begin Entries provided
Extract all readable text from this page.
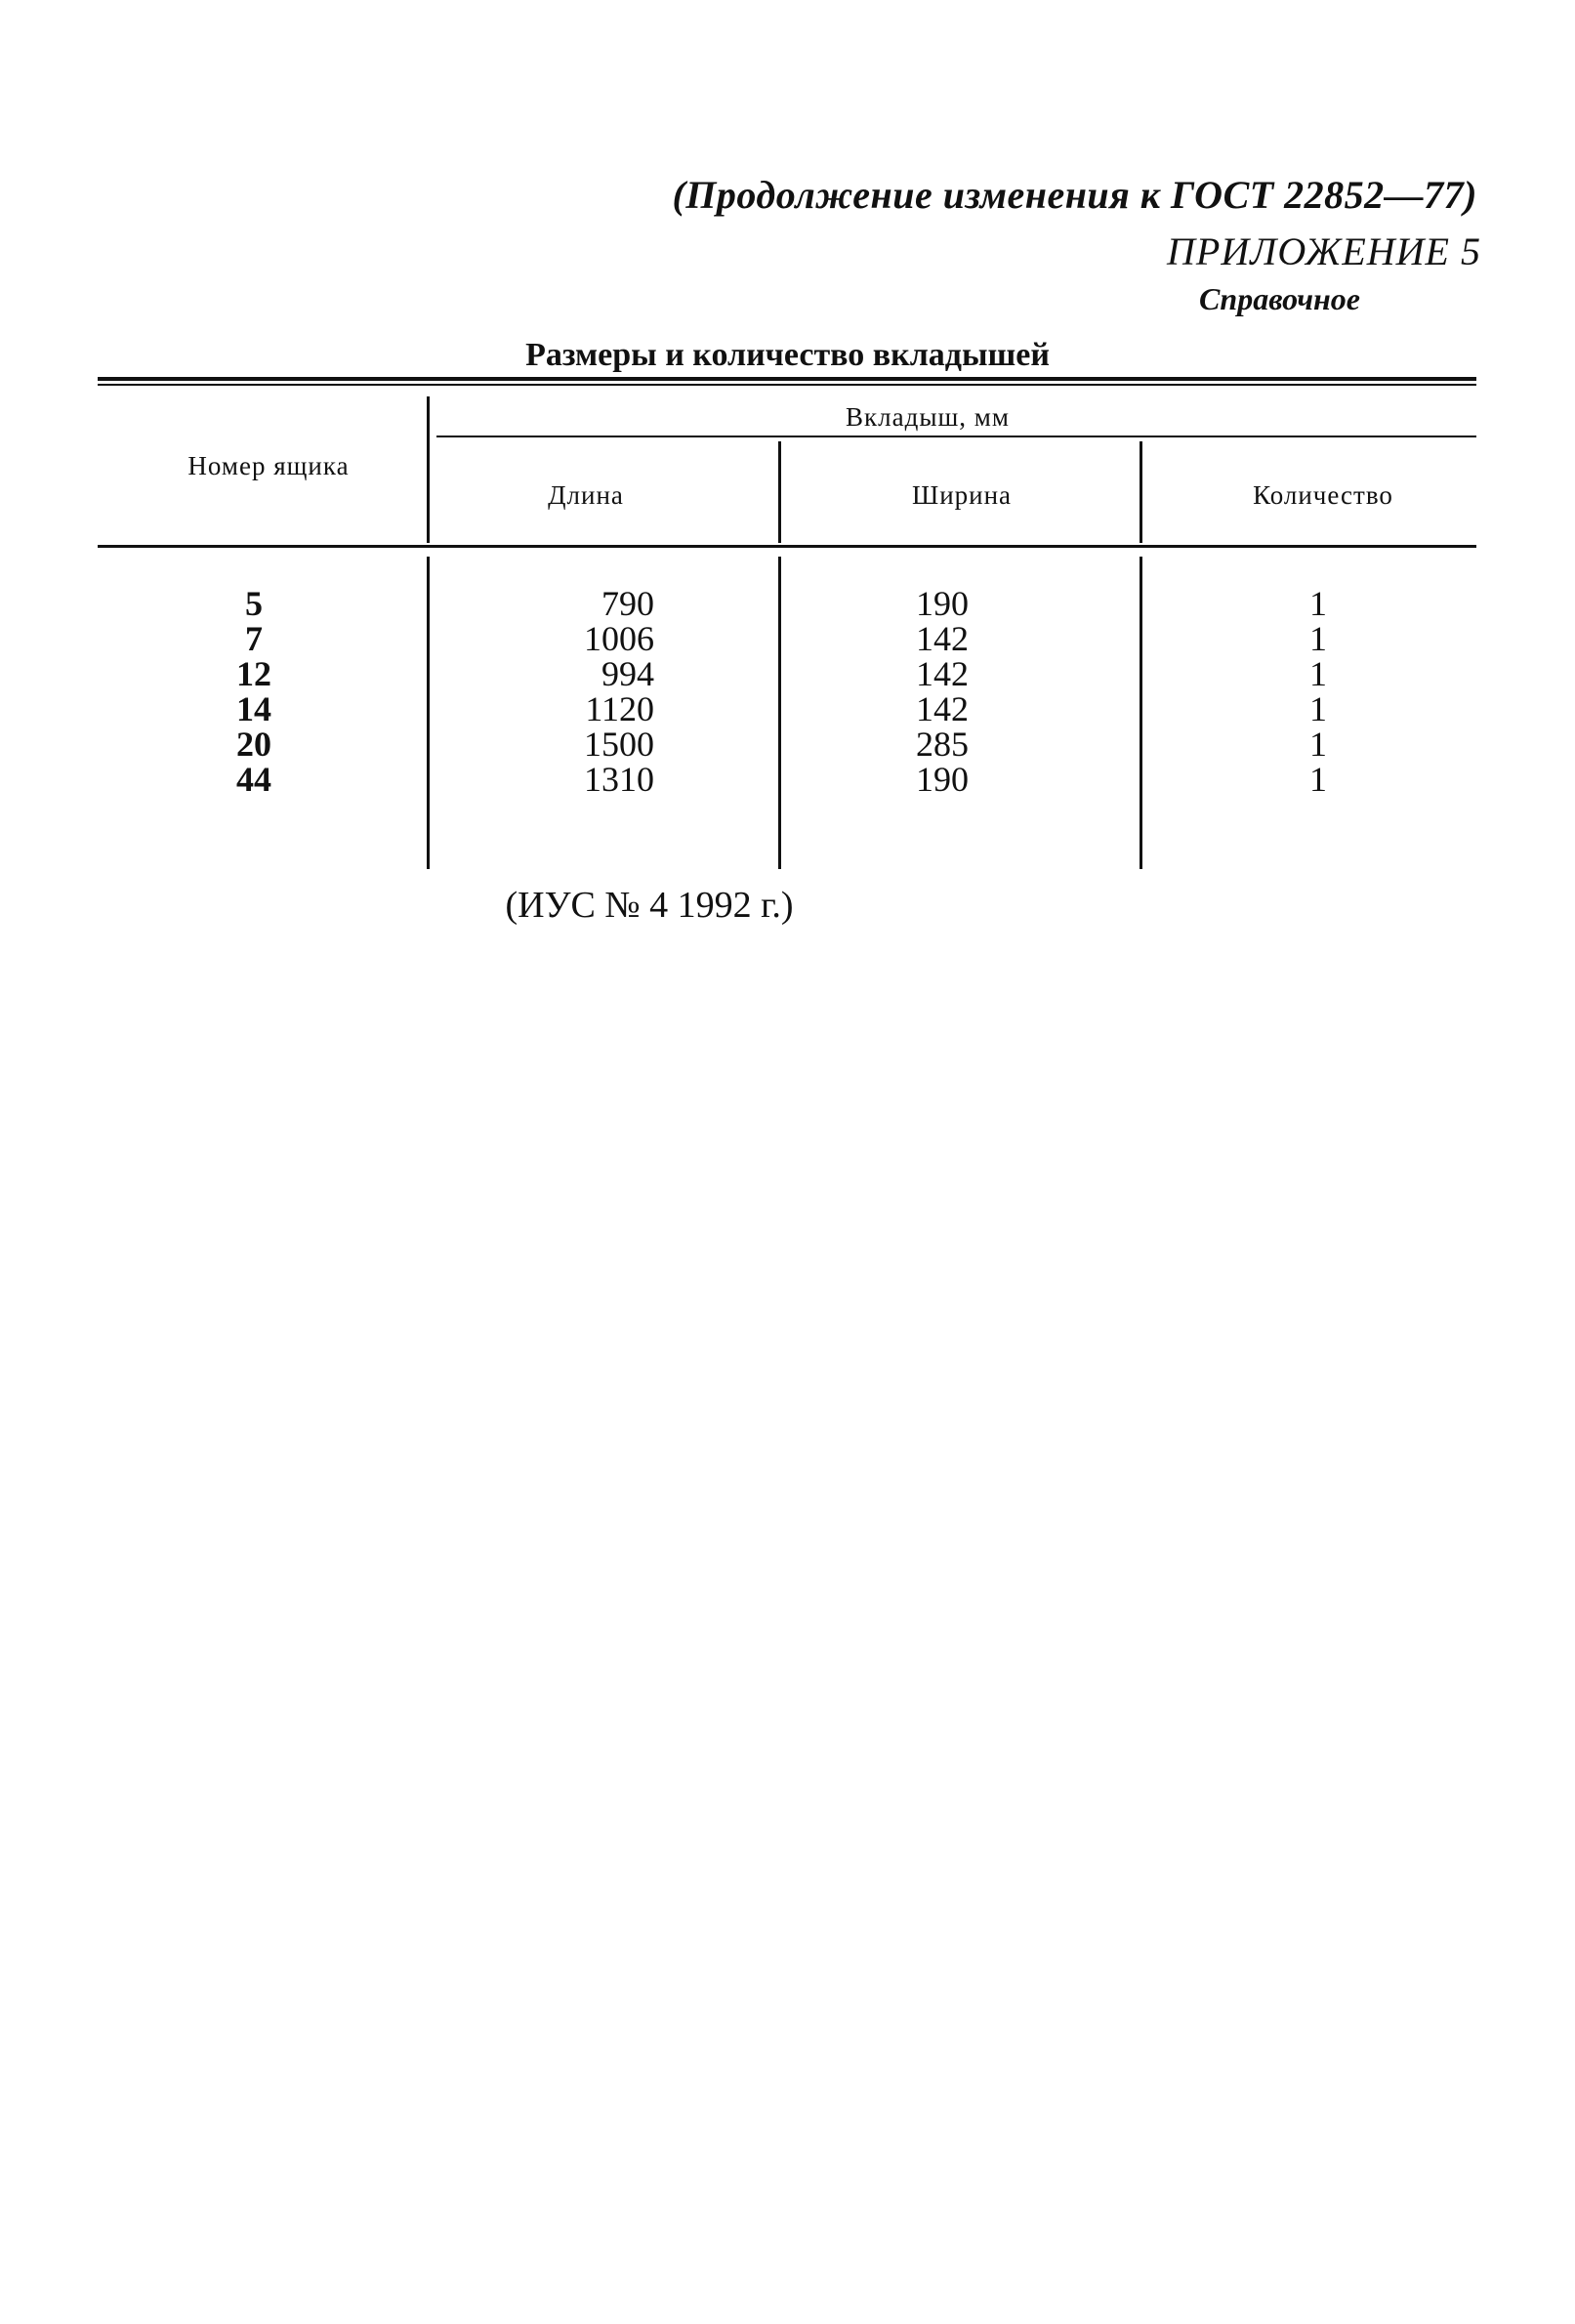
(Продолжение изменения к ГОСТ 22852—77)
ПРИЛОЖЕНИЕ 5
Справочное
Размеры и количество вкладышей
Номер ящика
Вкладыш, мм
Длина	Ширина	Количество
5
7
12
14
20
44
790
1006
994
1120
1500
1310
190
142
142
142
285
190
1
1
1
1
1
1
(ИУС № 4 1992 г.)
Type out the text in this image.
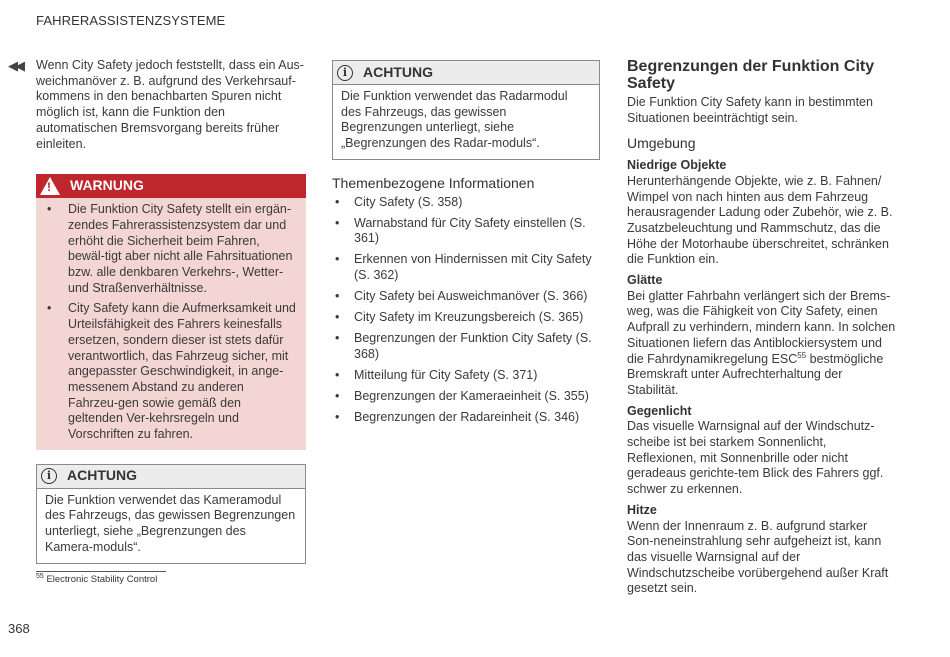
FAHRERASSISTENZSYSTEME
◀◀ Wenn City Safety jedoch feststellt, dass ein Aus-weichmanöver z. B. aufgrund des Verkehrsauf-kommens in den benachbarten Spuren nicht möglich ist, kann die Funktion den automatischen Bremsvorgang bereits früher einleiten.

! WARNUNG
• Die Funktion City Safety stellt ein ergän-zendes Fahrerassistenzsystem dar und erhöht die Sicherheit beim Fahren, bewäl-tigt aber nicht alle Fahrsituationen bzw. alle denkbaren Verkehrs-, Wetter- und Straßenverhältnisse.
• City Safety kann die Aufmerksamkeit und Urteilsfähigkeit des Fahrers keinesfalls ersetzen, sondern dieser ist stets dafür verantwortlich, das Fahrzeug sicher, mit angepasster Geschwindigkeit, in ange-messenem Abstand zu anderen Fahrzeu-gen sowie gemäß den geltenden Ver-kehrsregeln und Vorschriften zu fahren.
i	ACHTUNG
Die Funktion verwendet das Kameramodul des Fahrzeugs, das gewissen Begrenzungen unterliegt, siehe „Begrenzungen des Kamera-moduls“.
i	ACHTUNG
Die Funktion verwendet das Radarmodul des Fahrzeugs, das gewissen Begrenzungen unterliegt, siehe „Begrenzungen des Radar-moduls“.
Themenbezogene Informationen
• City Safety (S. 358)
• Warnabstand für City Safety einstellen (S. 361)
• Erkennen von Hindernissen mit City Safety (S. 362)
• City Safety bei Ausweichmanöver (S. 366)
• City Safety im Kreuzungsbereich (S. 365)
• Begrenzungen der Funktion City Safety (S. 368)
• Mitteilung für City Safety (S. 371)
• Begrenzungen der Kameraeinheit (S. 355)
• Begrenzungen der Radareinheit (S. 346)
Begrenzungen der Funktion City Safety

Die Funktion City Safety kann in bestimmten Situationen beeinträchtigt sein.

Umgebung
Niedrige Objekte

Herunterhängende Objekte, wie z. B. Fahnen/ Wimpel von nach hinten aus dem Fahrzeug herausragender Ladung oder Zubehör, wie z. B. Zusatzbeleuchtung und Rammschutz, das die Höhe der Motorhaube überschreitet, schränken die Funktion ein.

Glätte

Bei glatter Fahrbahn verlängert sich der Brems-weg, was die Fähigkeit von City Safety, einen Aufprall zu verhindern, mindern kann. In solchen Situationen liefern das Antiblockiersystem und die Fahrdynamikregelung ESC$^{55}$ bestmögliche Bremskraft unter Aufrechterhaltung der Stabilität.

Gegenlicht

Das visuelle Warnsignal auf der Windschutz-scheibe ist bei starkem Sonnenlicht, Reflexionen, mit Sonnenbrille oder nicht geradeaus gerichte-tem Blick des Fahrers ggf. schwer zu erkennen.

Hitze

Wenn der Innenraum z. B. aufgrund starker Son-neneinstrahlung sehr aufgeheizt ist, kann das visuelle Warnsignal auf der Windschutzscheibe vorübergehend außer Kraft gesetzt sein.

$^{55}$ Electronic Stability Control
368
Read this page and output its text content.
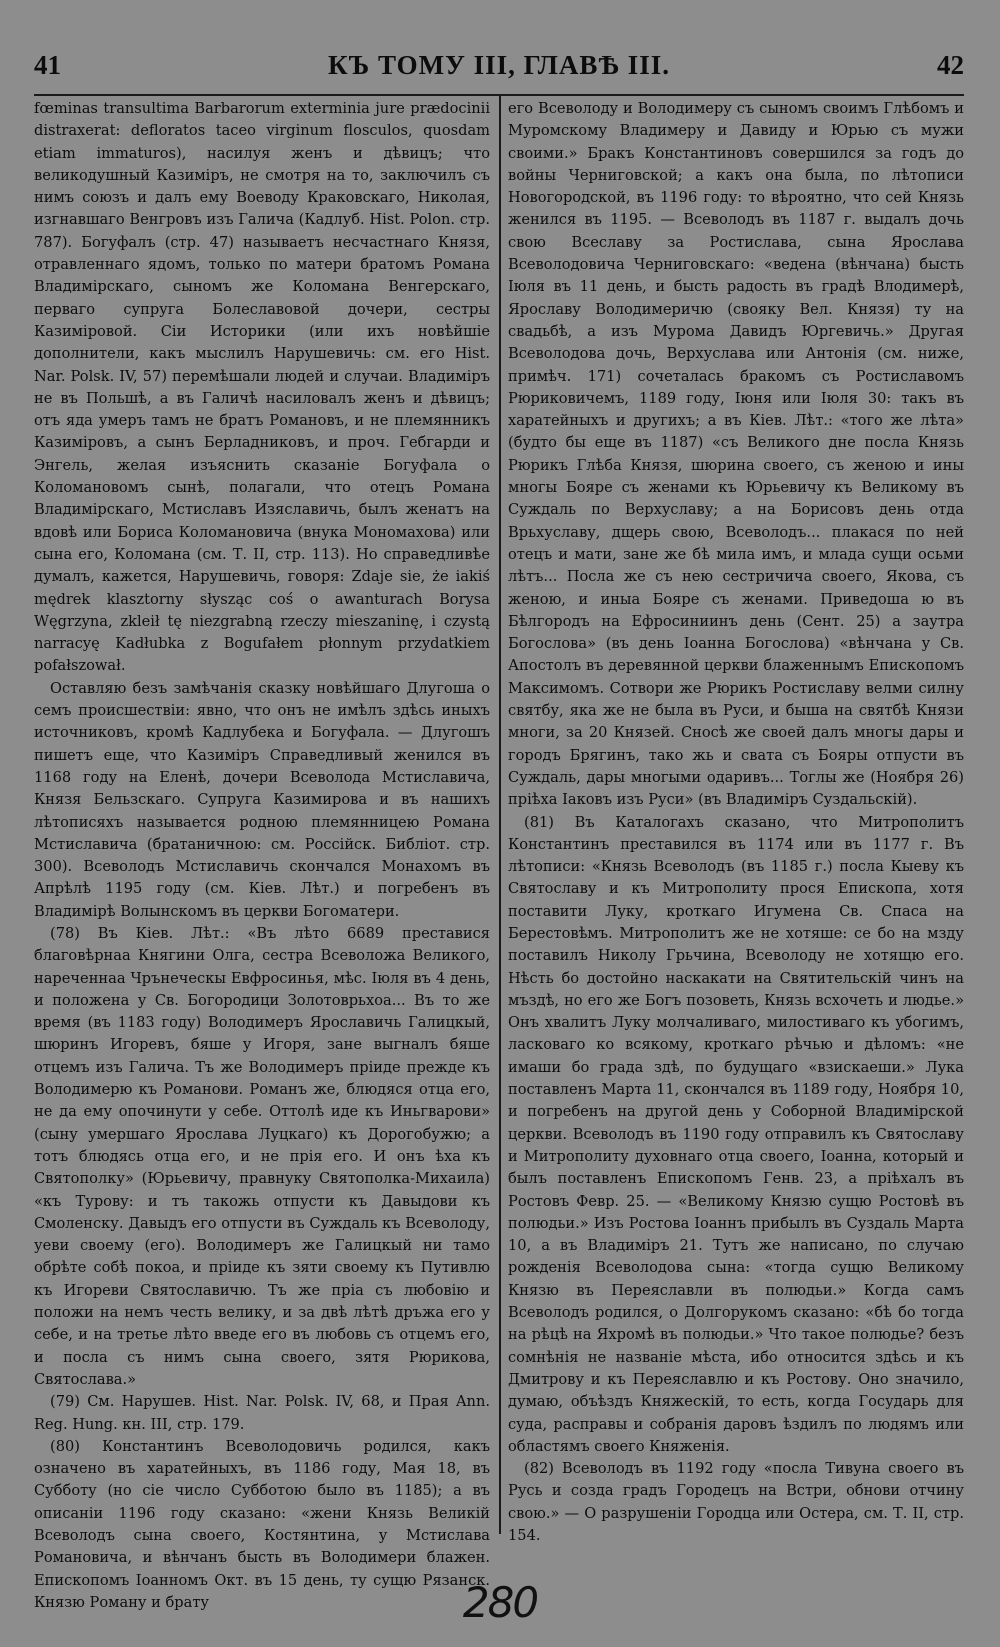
41	КЪ ТОМУ III, ГЛАВѢ III.	42

fœminas transultima Barbarorum exterminia jure prædocinii distraxerat: defloratos taceo virginum flosculos, quosdam etiam immaturos), насилуя женъ и дѣвицъ; что великодушный Казиміръ, не смотря на то, заключилъ съ нимъ союзъ и далъ ему Воеводу Краковскаго, Николая, изгнавшаго Венгровъ изъ Галича (Кадлуб. Hist. Polon. стр. 787). Богуфалъ (стр. 47) называетъ несчастнаго Князя, отравленнаго ядомъ, только по матери братомъ Романа Владимірскаго, сыномъ же Коломана Венгерскаго, перваго супруга Болеславовой дочери, сестры Казиміровой. Сіи Историки (или ихъ новѣйшіе дополнители, какъ мыслилъ Нарушевичь: см. его Hist. Nar. Polsk. IV, 57) перемѣшали людей и случаи. Владиміръ не въ Польшѣ, а въ Галичѣ насиловалъ женъ и дѣвицъ; отъ яда умеръ тамъ не братъ Романовъ, и не племянникъ Казиміровъ, а сынъ Берладниковъ, и проч. Гебгарди и Энгель, желая изъяснить сказаніе Богуфала о Коломановомъ сынѣ, полагали, что отецъ Романа Владимірскаго, Мстиславъ Изяславичь, былъ женатъ на вдовѣ или Бориса Коломановича (внука Мономахова) или сына его, Коломана (см. Т. II, стр. 113). Но справедливѣе думалъ, кажется, Нарушевичь, говоря: Zdaje sie, że iakiś mędrek klasztorny słysząc coś o awanturach Borysa Węgrzyna, zkleił tę niezgrabną rzeczy mieszaninę, i czystą narracyę Kadłubka z Bogufałem płonnym przydatkiem pofałszował.

Оставляю безъ замѣчанія сказку новѣйшаго Длугоша о семъ происшествіи: явно, что онъ не имѣлъ здѣсь иныхъ источниковъ, кромѣ Кадлубека и Богуфала. — Длугошъ пишетъ еще, что Казиміръ Справедливый женился въ 1168 году на Еленѣ, дочери Всеволода Мстиславича, Князя Бельзскаго. Супруга Казимирова и въ нашихъ лѣтописяхъ называется родною племянницею Романа Мстиславича (братаничною: см. Россійск. Библіот. стр. 300). Всеволодъ Мстиславичь скончался Монахомъ въ Апрѣлѣ 1195 году (см. Кіев. Лѣт.) и погребенъ въ Владимірѣ Волынскомъ въ церкви Богоматери.

(78) Въ Кіев. Лѣт.: «Въ лѣто 6689 преставися благовѣрнаа Княгини Олга, сестра Всеволожа Великого, нареченнаа Чрънеческы Евфросинья, мѣс. Іюля въ 4 день, и положена у Св. Богородици Золотоврьхоа... Въ то же время (въ 1183 году) Володимеръ Ярославичь Галицкый, шюринъ Игоревъ, бяше у Игоря, зане выгналъ бяше отцемъ изъ Галича. Тъ же Володимеръ пріиде прежде къ Володимерю къ Романови. Романъ же, блюдяся отца его, не да ему опочинути у себе. Оттолѣ иде къ Иньгварови» (сыну умершаго Ярослава Луцкаго) къ Дорогобужю; а тотъ блюдясь отца его, и не прія его. И онъ ѣха къ Святополку» (Юрьевичу, правнуку Святополка-Михаила) «къ Турову: и тъ такожь отпусти къ Давыдови къ Смоленску. Давыдъ его отпусти въ Суждаль къ Всеволоду, уеви своему (его). Володимеръ же Галицкый ни тамо обрѣте собѣ покоа, и пріиде къ зяти своему къ Путивлю къ Игореви Святославичю. Тъ же пріа съ любовію и положи на немъ честь велику, и за двѣ лѣтѣ дръжа его у себе, и на третье лѣто введе его въ любовь съ отцемъ его, и посла съ нимъ сына своего, зятя Рюрикова, Святослава.»

(79) См. Нарушев. Hist. Nar. Polsk. IV, 68, и Прая Ann. Reg. Hung. кн. III, стр. 179.

(80) Константинъ Всеволодовичь родился, какъ означено въ харатейныхъ, въ 1186 году, Мая 18, въ Субботу (но сіе число Субботою было въ 1185); а въ описаніи 1196 году сказано: «жени Князь Великій Всеволодъ сына своего, Костянтина, у Мстислава Романовича, и вѣнчанъ бысть въ Володимери блажен. Епископомъ Іоанномъ Окт. въ 15 день, ту сущю Рязанск. Князю Роману и брату

его Всеволоду и Володимеру съ сыномъ своимъ Глѣбомъ и Муромскому Владимеру и Давиду и Юрью съ мужи своими.» Бракъ Константиновъ совершился за годъ до войны Черниговской; а какъ она была, по лѣтописи Новогородской, въ 1196 году: то вѣроятно, что сей Князь женился въ 1195. — Всеволодъ въ 1187 г. выдалъ дочь свою Всеславу за Ростислава, сына Ярослава Всеволодовича Черниговскаго: «ведена (вѣнчана) бысть Іюля въ 11 день, и бысть радость въ градѣ Влодимерѣ, Ярославу Володимеричю (свояку Вел. Князя) ту на свадьбѣ, а изъ Мурома Давидъ Юргевичь.» Другая Всеволодова дочь, Верхуслава или Антонія (см. ниже, примѣч. 171) сочеталась бракомъ съ Ростиславомъ Рюриковичемъ, 1189 году, Іюня или Іюля 30: такъ въ харатейныхъ и другихъ; а въ Кіев. Лѣт.: «того же лѣта» (будто бы еще въ 1187) «съ Великого дне посла Князь Рюрикъ Глѣба Князя, шюрина своего, съ женою и ины многы Бояре съ женами къ Юрьевичу къ Великому въ Суждаль по Верхуславу; а на Борисовъ день отда Врьхуславу, дщерь свою, Всеволодъ... плакася по ней отецъ и мати, зане же бѣ мила имъ, и млада сущи осьми лѣтъ... Посла же съ нею сестричича своего, Якова, съ женою, и иныа Бояре съ женами. Приведоша ю въ Бѣлгородъ на Ефросиниинъ день (Сент. 25) а заутра Богослова» (въ день Іоанна Богослова) «вѣнчана у Св. Апостолъ въ деревянной церкви блаженнымъ Епископомъ Максимомъ. Сотвори же Рюрикъ Ростиславу велми силну святбу, яка же не была въ Руси, и быша на святбѣ Князи многи, за 20 Князей. Сносѣ же своей далъ многы дары и городъ Брягинъ, тако жь и свата съ Бояры отпусти въ Суждаль, дары многыми одаривъ... Тоглы же (Ноября 26) пріѣха Іаковъ изъ Руси» (въ Владиміръ Суздальскій).

(81) Въ Каталогахъ сказано, что Митрополитъ Константинъ преставился въ 1174 или въ 1177 г. Въ лѣтописи: «Князь Всеволодъ (въ 1185 г.) посла Кыеву къ Святославу и къ Митрополиту прося Епископа, хотя поставити Луку, кроткаго Игумена Св. Спаса на Берестовѣмъ. Митрополитъ же не хотяше: се бо на мзду поставилъ Николу Грьчина, Всеволоду не хотящю его. Нѣсть бо достойно наскакати на Святительскій чинъ на мъздѣ, но его же Богъ позоветь, Князь всхочеть и людье.» Онъ хвалитъ Луку молчаливаго, милостиваго къ убогимъ, ласковаго ко всякому, кроткаго рѣчью и дѣломъ: «не имаши бо града здѣ, по будущаго «взискаеши.» Лука поставленъ Марта 11, скончался въ 1189 году, Ноября 10, и погребенъ на другой день у Соборной Владимірской церкви. Всеволодъ въ 1190 году отправилъ къ Святославу и Митрополиту духовнаго отца своего, Іоанна, который и былъ поставленъ Епископомъ Генв. 23, а пріѣхалъ въ Ростовъ Февр. 25. — «Великому Князю сущю Ростовѣ въ полюдьи.» Изъ Ростова Іоаннъ прибылъ въ Суздаль Марта 10, а въ Владиміръ 21. Тутъ же написано, по случаю рожденія Всеволодова сына: «тогда сущю Великому Князю въ Переяславли въ полюдьи.» Когда самъ Всеволодъ родился, о Долгорукомъ сказано: «бѣ бо тогда на рѣцѣ на Яхромѣ въ полюдьи.» Что такое полюдье? безъ сомнѣнія не названіе мѣста, ибо относится здѣсь и къ Дмитрову и къ Переяславлю и къ Ростову. Оно значило, думаю, объѣздъ Княжескій, то есть, когда Государь для суда, расправы и собранія даровъ ѣздилъ по людямъ или областямъ своего Княженія.

(82) Всеволодъ въ 1192 году «посла Тивуна своего въ Русь и созда градъ Городецъ на Встри, обнови отчину свою.» — О разрушеніи Городца или Остера, см. Т. II, стр. 154.

280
end Entries provided
Objective: Of the lines in the records, determine how many contain the word "verwendet", and report that number alone.

Task solution: 2